- _Written instruction_
Below are some entries. Return exactly the lines from the one with "What text is on this page?" through the final line, leaving out any pictures.

Recorded data
-- start --

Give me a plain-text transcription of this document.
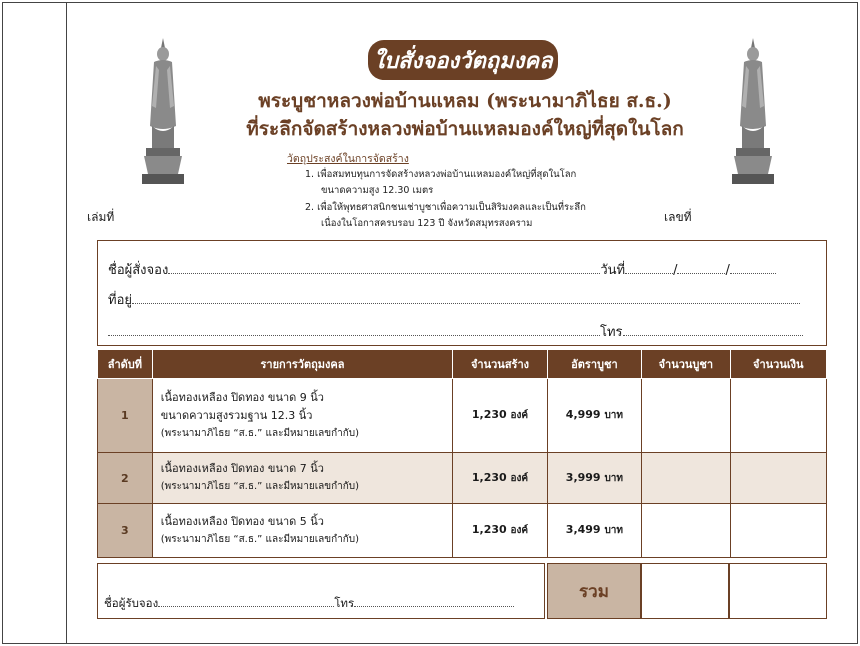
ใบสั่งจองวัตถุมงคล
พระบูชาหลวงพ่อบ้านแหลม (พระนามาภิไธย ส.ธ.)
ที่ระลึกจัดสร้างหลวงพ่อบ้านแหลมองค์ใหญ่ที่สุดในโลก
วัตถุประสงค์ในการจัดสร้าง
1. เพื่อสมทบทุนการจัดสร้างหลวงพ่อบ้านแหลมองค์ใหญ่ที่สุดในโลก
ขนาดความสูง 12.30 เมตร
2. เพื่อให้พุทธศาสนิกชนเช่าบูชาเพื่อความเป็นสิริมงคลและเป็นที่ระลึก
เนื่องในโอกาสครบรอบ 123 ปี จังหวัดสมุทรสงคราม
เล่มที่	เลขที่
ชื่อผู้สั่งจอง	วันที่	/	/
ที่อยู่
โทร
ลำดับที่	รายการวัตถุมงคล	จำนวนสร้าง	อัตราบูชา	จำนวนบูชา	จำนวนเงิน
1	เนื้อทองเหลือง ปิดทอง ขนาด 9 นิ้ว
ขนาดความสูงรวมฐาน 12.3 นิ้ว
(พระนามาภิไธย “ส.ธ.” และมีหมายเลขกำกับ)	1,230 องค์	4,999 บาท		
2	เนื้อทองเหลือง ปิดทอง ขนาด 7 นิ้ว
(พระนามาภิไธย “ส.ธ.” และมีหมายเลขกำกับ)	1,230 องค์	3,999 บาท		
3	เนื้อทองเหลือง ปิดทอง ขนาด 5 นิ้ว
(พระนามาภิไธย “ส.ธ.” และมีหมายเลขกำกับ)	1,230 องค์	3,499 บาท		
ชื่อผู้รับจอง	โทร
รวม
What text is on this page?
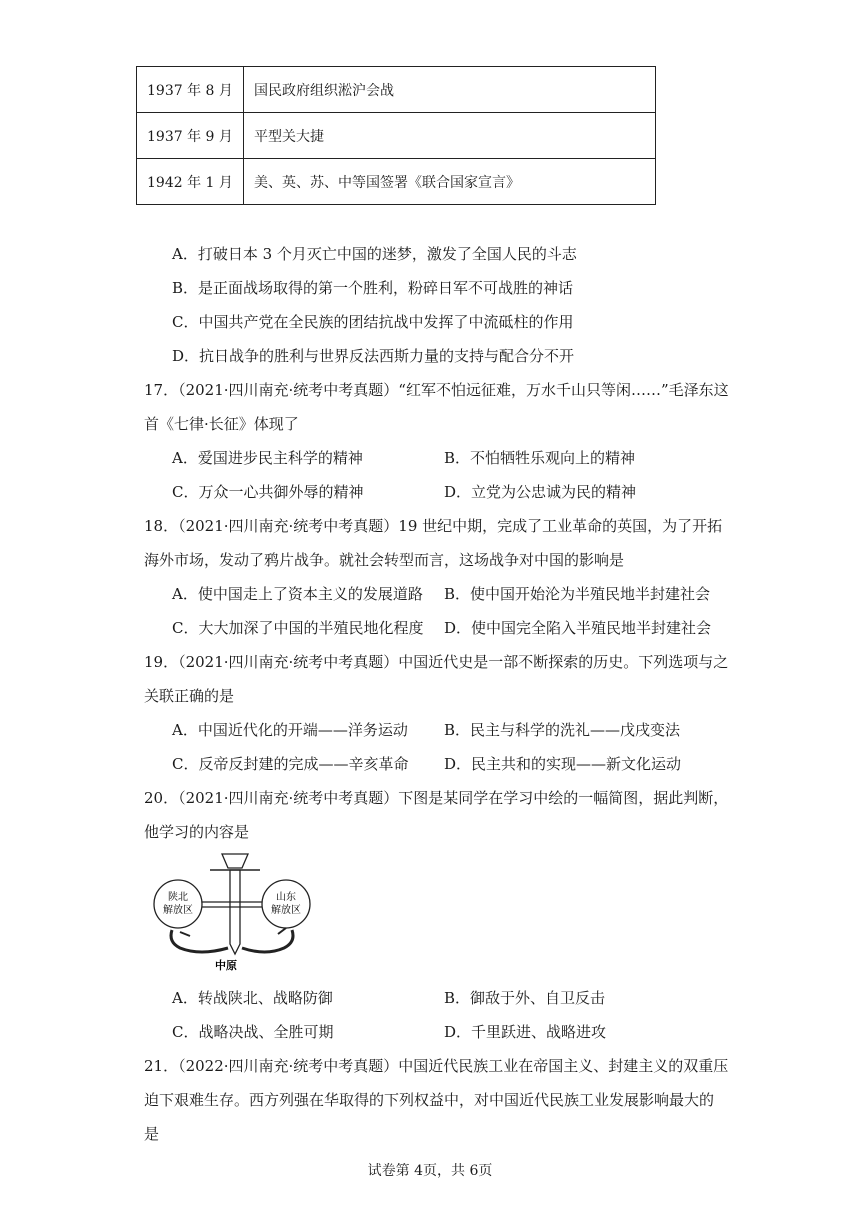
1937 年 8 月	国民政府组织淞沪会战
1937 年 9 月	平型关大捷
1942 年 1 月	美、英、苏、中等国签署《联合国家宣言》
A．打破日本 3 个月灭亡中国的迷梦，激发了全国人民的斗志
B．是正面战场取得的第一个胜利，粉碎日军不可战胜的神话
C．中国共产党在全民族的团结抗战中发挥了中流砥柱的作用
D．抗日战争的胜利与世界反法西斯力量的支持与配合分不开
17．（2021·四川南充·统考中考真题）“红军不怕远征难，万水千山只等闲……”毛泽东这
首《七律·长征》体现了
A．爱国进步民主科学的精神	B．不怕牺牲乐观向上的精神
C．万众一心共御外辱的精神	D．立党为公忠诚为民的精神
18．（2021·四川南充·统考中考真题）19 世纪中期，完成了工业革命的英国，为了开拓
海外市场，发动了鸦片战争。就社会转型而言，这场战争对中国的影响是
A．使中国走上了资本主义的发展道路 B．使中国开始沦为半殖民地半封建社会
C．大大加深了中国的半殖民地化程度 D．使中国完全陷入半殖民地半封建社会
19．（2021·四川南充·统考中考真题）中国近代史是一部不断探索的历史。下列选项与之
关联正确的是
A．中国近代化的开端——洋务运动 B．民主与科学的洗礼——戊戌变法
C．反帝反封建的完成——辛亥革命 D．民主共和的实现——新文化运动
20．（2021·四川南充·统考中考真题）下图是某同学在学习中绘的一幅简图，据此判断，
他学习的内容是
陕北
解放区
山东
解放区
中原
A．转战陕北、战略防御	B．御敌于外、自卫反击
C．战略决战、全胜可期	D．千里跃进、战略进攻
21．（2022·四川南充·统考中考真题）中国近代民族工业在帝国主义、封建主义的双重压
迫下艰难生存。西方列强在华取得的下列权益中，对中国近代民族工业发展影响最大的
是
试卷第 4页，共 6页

-- end --

- _The solution_
What text is on this page?
1937 年 8 月	国民政府组织淞沪会战
1937 年 9 月	平型关大捷
1942 年 1 月	美、英、苏、中等国签署《联合国家宣言》
A．打破日本 3 个月灭亡中国的迷梦，激发了全国人民的斗志
B．是正面战场取得的第一个胜利，粉碎日军不可战胜的神话
C．中国共产党在全民族的团结抗战中发挥了中流砥柱的作用
D．抗日战争的胜利与世界反法西斯力量的支持与配合分不开
17．（2021·四川南充·统考中考真题）“红军不怕远征难，万水千山只等闲……”毛泽东这
首《七律·长征》体现了
A．爱国进步民主科学的精神	B．不怕牺牲乐观向上的精神
C．万众一心共御外辱的精神	D．立党为公忠诚为民的精神
18．（2021·四川南充·统考中考真题）19 世纪中期，完成了工业革命的英国，为了开拓
海外市场，发动了鸦片战争。就社会转型而言，这场战争对中国的影响是
A．使中国走上了资本主义的发展道路 B．使中国开始沦为半殖民地半封建社会
C．大大加深了中国的半殖民地化程度 D．使中国完全陷入半殖民地半封建社会
19．（2021·四川南充·统考中考真题）中国近代史是一部不断探索的历史。下列选项与之
关联正确的是
A．中国近代化的开端——洋务运动 B．民主与科学的洗礼——戊戌变法
C．反帝反封建的完成——辛亥革命 D．民主共和的实现——新文化运动
20．（2021·四川南充·统考中考真题）下图是某同学在学习中绘的一幅简图，据此判断，
他学习的内容是
陕北
解放区
山东
解放区
中原
A．转战陕北、战略防御	B．御敌于外、自卫反击
C．战略决战、全胜可期	D．千里跃进、战略进攻
21．（2022·四川南充·统考中考真题）中国近代民族工业在帝国主义、封建主义的双重压
迫下艰难生存。西方列强在华取得的下列权益中，对中国近代民族工业发展影响最大的
是
试卷第 4页，共 6页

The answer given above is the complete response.